** What is being asked **
The data below is to be returned in full and exactly.

Stored data
========================================
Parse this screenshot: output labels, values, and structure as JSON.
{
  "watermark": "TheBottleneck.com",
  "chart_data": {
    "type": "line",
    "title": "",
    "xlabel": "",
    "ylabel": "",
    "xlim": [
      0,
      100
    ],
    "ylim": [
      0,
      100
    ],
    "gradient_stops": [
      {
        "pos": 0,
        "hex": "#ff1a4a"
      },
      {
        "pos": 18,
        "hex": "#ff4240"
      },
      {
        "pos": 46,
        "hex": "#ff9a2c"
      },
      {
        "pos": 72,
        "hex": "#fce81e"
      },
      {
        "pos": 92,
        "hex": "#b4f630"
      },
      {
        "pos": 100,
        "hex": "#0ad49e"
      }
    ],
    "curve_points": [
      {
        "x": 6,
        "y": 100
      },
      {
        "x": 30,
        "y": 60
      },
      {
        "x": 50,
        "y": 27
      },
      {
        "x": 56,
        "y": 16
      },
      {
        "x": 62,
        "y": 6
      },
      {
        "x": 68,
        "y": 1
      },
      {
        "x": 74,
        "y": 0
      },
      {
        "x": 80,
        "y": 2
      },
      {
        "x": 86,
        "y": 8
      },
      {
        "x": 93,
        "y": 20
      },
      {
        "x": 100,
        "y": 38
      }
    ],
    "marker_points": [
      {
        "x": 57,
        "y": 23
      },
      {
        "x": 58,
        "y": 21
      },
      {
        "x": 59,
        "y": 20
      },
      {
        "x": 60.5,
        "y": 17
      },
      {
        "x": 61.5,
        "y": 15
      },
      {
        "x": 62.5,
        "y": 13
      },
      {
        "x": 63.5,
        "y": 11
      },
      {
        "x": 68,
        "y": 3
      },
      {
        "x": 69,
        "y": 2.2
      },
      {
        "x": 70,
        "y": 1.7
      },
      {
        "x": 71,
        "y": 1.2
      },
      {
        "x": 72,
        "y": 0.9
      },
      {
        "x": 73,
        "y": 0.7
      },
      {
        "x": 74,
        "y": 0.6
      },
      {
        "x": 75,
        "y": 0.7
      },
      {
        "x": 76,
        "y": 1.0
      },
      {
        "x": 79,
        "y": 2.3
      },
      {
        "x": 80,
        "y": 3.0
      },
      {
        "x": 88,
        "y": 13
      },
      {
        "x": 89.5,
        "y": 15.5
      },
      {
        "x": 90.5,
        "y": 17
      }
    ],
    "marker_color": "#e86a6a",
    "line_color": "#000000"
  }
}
========================================
** Task result **
Parse this screenshot: output labels, values, and structure as JSON.
{
  "watermark": "TheBottleneck.com",
  "chart_data": {
    "type": "line",
    "title": "",
    "xlabel": "",
    "ylabel": "",
    "xlim": [
      0,
      100
    ],
    "ylim": [
      0,
      100
    ],
    "gradient_stops": [
      {
        "pos": 0,
        "hex": "#ff1a4a"
      },
      {
        "pos": 18,
        "hex": "#ff4240"
      },
      {
        "pos": 46,
        "hex": "#ff9a2c"
      },
      {
        "pos": 72,
        "hex": "#fce81e"
      },
      {
        "pos": 92,
        "hex": "#b4f630"
      },
      {
        "pos": 100,
        "hex": "#0ad49e"
      }
    ],
    "curve_points": [
      {
        "x": 6,
        "y": 100
      },
      {
        "x": 30,
        "y": 60
      },
      {
        "x": 50,
        "y": 27
      },
      {
        "x": 56,
        "y": 16
      },
      {
        "x": 62,
        "y": 6
      },
      {
        "x": 68,
        "y": 1
      },
      {
        "x": 74,
        "y": 0
      },
      {
        "x": 80,
        "y": 2
      },
      {
        "x": 86,
        "y": 8
      },
      {
        "x": 93,
        "y": 20
      },
      {
        "x": 100,
        "y": 38
      }
    ],
    "marker_points": [
      {
        "x": 57,
        "y": 23
      },
      {
        "x": 58,
        "y": 21
      },
      {
        "x": 59,
        "y": 20
      },
      {
        "x": 60.5,
        "y": 17
      },
      {
        "x": 61.5,
        "y": 15
      },
      {
        "x": 62.5,
        "y": 13
      },
      {
        "x": 63.5,
        "y": 11
      },
      {
        "x": 68,
        "y": 3
      },
      {
        "x": 69,
        "y": 2.2
      },
      {
        "x": 70,
        "y": 1.7
      },
      {
        "x": 71,
        "y": 1.2
      },
      {
        "x": 72,
        "y": 0.9
      },
      {
        "x": 73,
        "y": 0.7
      },
      {
        "x": 74,
        "y": 0.6
      },
      {
        "x": 75,
        "y": 0.7
      },
      {
        "x": 76,
        "y": 1.0
      },
      {
        "x": 79,
        "y": 2.3
      },
      {
        "x": 80,
        "y": 3.0
      },
      {
        "x": 88,
        "y": 13
      },
      {
        "x": 89.5,
        "y": 15.5
      },
      {
        "x": 90.5,
        "y": 17
      }
    ],
    "marker_color": "#e86a6a",
    "line_color": "#000000"
  }
}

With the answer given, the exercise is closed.